[WRITTEN INSTRUCTION] Rewrite the entries below with every "Bar" replaced by "Rectangle", keeping everything else the same, and leave the picture out of your answer.

[SUPPLIED MATERIAL]

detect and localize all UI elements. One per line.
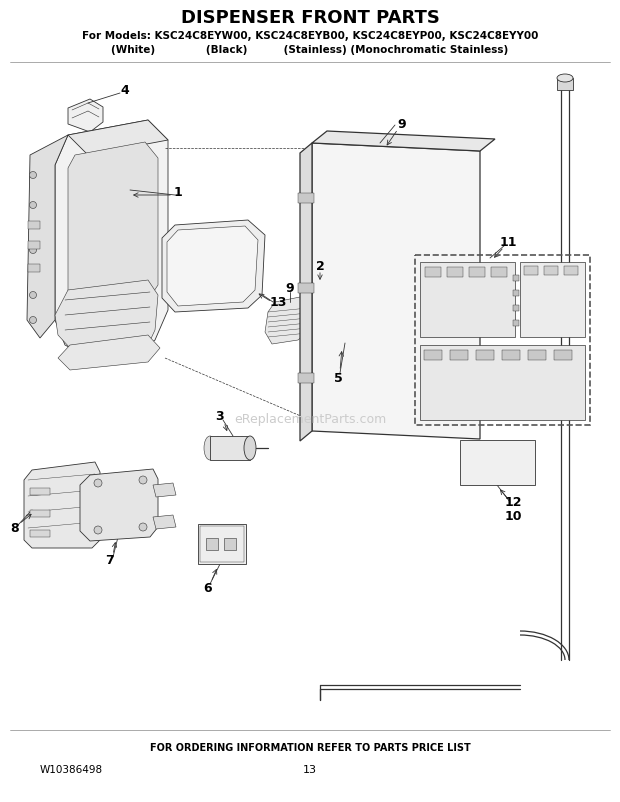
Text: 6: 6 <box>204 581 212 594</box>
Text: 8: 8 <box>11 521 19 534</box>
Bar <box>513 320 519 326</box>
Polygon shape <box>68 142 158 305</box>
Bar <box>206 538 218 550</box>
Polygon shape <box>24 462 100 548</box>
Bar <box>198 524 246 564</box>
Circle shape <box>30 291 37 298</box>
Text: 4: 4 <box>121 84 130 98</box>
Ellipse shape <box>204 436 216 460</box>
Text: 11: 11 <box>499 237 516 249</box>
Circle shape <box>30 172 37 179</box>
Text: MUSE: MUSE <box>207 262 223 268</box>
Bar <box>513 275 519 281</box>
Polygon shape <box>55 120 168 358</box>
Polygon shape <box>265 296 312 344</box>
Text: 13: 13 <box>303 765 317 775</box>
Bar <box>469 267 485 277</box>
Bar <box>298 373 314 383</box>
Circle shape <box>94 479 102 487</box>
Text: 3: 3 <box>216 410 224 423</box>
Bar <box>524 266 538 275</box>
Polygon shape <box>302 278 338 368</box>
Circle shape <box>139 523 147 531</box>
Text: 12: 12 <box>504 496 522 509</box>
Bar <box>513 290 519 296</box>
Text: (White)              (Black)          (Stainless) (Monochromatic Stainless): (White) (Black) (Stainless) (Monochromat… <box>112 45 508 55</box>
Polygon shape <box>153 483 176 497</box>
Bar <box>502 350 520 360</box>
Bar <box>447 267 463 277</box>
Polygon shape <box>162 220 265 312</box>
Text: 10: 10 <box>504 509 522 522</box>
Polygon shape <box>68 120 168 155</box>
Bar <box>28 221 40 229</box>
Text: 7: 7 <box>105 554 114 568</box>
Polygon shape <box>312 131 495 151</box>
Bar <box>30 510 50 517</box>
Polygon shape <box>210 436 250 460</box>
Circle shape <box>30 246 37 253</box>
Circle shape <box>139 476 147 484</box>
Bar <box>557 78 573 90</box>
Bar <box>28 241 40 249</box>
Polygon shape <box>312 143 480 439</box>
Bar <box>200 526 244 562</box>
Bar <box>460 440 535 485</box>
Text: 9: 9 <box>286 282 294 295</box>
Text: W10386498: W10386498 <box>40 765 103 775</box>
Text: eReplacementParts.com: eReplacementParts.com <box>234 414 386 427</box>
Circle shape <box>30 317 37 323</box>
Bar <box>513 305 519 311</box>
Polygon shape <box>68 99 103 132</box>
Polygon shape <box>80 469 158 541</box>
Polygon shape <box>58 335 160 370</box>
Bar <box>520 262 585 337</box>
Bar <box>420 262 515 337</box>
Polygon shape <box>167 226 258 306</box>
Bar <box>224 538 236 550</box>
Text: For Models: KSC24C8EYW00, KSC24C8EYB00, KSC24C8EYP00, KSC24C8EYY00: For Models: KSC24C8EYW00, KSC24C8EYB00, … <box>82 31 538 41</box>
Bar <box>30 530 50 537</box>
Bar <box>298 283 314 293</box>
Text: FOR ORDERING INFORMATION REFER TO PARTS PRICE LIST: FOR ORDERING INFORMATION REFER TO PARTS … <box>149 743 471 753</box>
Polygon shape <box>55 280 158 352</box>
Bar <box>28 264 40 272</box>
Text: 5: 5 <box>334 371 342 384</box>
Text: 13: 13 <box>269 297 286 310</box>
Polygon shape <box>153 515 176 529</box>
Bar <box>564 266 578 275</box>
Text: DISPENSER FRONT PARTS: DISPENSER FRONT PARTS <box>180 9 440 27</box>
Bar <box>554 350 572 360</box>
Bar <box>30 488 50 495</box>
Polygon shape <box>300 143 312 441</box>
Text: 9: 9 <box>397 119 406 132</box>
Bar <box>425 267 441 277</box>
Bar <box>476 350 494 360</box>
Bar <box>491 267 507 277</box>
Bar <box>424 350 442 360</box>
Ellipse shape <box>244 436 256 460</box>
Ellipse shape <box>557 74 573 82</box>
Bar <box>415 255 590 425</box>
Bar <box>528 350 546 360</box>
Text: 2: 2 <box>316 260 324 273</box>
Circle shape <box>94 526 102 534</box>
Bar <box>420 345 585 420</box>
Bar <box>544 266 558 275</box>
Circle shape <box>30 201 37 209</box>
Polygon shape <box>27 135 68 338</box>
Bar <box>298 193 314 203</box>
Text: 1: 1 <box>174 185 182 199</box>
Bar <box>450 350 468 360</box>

[FINISHED ANSWER]
detect and localize all UI elements. One per line.
Text: 6: 6 <box>204 581 212 594</box>
Text: 8: 8 <box>11 521 19 534</box>
Rectangle <box>513 320 519 326</box>
Polygon shape <box>68 142 158 305</box>
Rectangle <box>206 538 218 550</box>
Polygon shape <box>24 462 100 548</box>
Rectangle <box>198 524 246 564</box>
Circle shape <box>30 291 37 298</box>
Text: 4: 4 <box>121 84 130 98</box>
Ellipse shape <box>204 436 216 460</box>
Text: 11: 11 <box>499 237 516 249</box>
Circle shape <box>30 172 37 179</box>
Text: MUSE: MUSE <box>207 262 223 268</box>
Rectangle <box>513 275 519 281</box>
Polygon shape <box>55 120 168 358</box>
Polygon shape <box>265 296 312 344</box>
Text: 13: 13 <box>303 765 317 775</box>
Rectangle <box>469 267 485 277</box>
Rectangle <box>298 373 314 383</box>
Circle shape <box>94 479 102 487</box>
Text: 3: 3 <box>216 410 224 423</box>
Rectangle <box>524 266 538 275</box>
Polygon shape <box>302 278 338 368</box>
Circle shape <box>139 523 147 531</box>
Text: 12: 12 <box>504 496 522 509</box>
Rectangle <box>513 290 519 296</box>
Text: (White)              (Black)          (Stainless) (Monochromatic Stainless): (White) (Black) (Stainless) (Monochromat… <box>112 45 508 55</box>
Polygon shape <box>153 483 176 497</box>
Rectangle <box>502 350 520 360</box>
Rectangle <box>447 267 463 277</box>
Polygon shape <box>162 220 265 312</box>
Text: 10: 10 <box>504 509 522 522</box>
Polygon shape <box>68 120 168 155</box>
Rectangle <box>28 221 40 229</box>
Text: 7: 7 <box>105 554 114 568</box>
Polygon shape <box>312 131 495 151</box>
Rectangle <box>30 510 50 517</box>
Polygon shape <box>210 436 250 460</box>
Circle shape <box>30 246 37 253</box>
Circle shape <box>139 476 147 484</box>
Rectangle <box>557 78 573 90</box>
Rectangle <box>28 241 40 249</box>
Polygon shape <box>312 143 480 439</box>
Rectangle <box>200 526 244 562</box>
Rectangle <box>460 440 535 485</box>
Text: 9: 9 <box>286 282 294 295</box>
Text: W10386498: W10386498 <box>40 765 103 775</box>
Text: eReplacementParts.com: eReplacementParts.com <box>234 414 386 427</box>
Circle shape <box>30 317 37 323</box>
Rectangle <box>513 305 519 311</box>
Polygon shape <box>68 99 103 132</box>
Polygon shape <box>80 469 158 541</box>
Polygon shape <box>58 335 160 370</box>
Rectangle <box>520 262 585 337</box>
Rectangle <box>420 262 515 337</box>
Polygon shape <box>167 226 258 306</box>
Rectangle <box>224 538 236 550</box>
Text: For Models: KSC24C8EYW00, KSC24C8EYB00, KSC24C8EYP00, KSC24C8EYY00: For Models: KSC24C8EYW00, KSC24C8EYB00, … <box>82 31 538 41</box>
Rectangle <box>30 530 50 537</box>
Rectangle <box>298 283 314 293</box>
Text: FOR ORDERING INFORMATION REFER TO PARTS PRICE LIST: FOR ORDERING INFORMATION REFER TO PARTS … <box>149 743 471 753</box>
Polygon shape <box>55 280 158 352</box>
Rectangle <box>28 264 40 272</box>
Text: 5: 5 <box>334 371 342 384</box>
Text: 13: 13 <box>269 297 286 310</box>
Polygon shape <box>153 515 176 529</box>
Rectangle <box>564 266 578 275</box>
Text: DISPENSER FRONT PARTS: DISPENSER FRONT PARTS <box>180 9 440 27</box>
Rectangle <box>554 350 572 360</box>
Rectangle <box>30 488 50 495</box>
Polygon shape <box>300 143 312 441</box>
Text: 9: 9 <box>397 119 406 132</box>
Rectangle <box>425 267 441 277</box>
Rectangle <box>476 350 494 360</box>
Rectangle <box>491 267 507 277</box>
Rectangle <box>424 350 442 360</box>
Ellipse shape <box>244 436 256 460</box>
Ellipse shape <box>557 74 573 82</box>
Rectangle <box>415 255 590 425</box>
Rectangle <box>528 350 546 360</box>
Text: 2: 2 <box>316 260 324 273</box>
Circle shape <box>94 526 102 534</box>
Rectangle <box>420 345 585 420</box>
Rectangle <box>544 266 558 275</box>
Circle shape <box>30 201 37 209</box>
Polygon shape <box>27 135 68 338</box>
Rectangle <box>298 193 314 203</box>
Text: 1: 1 <box>174 185 182 199</box>
Rectangle <box>450 350 468 360</box>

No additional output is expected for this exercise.